(Dataset records)
◇ ◇ ◇
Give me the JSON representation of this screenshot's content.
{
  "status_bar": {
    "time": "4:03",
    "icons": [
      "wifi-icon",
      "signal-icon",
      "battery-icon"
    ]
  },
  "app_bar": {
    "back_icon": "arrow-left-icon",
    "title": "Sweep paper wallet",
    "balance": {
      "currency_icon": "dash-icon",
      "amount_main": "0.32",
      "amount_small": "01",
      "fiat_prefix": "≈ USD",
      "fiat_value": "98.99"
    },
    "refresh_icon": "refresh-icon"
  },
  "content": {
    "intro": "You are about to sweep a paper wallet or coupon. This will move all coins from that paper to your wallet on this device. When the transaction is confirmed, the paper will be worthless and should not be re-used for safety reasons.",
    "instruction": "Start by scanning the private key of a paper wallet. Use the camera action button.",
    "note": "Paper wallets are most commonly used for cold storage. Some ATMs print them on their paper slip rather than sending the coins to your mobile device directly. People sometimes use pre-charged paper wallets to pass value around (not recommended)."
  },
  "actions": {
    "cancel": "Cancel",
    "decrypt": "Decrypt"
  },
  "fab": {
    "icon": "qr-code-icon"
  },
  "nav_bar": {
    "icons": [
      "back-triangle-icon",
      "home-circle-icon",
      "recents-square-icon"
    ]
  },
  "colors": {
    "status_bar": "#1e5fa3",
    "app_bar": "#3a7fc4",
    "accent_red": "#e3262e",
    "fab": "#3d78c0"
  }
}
◇ ◇ ◇
Only the number is wanted: how many lines in the entries above contain the string "paper"?

▸ **Response to this task**: 4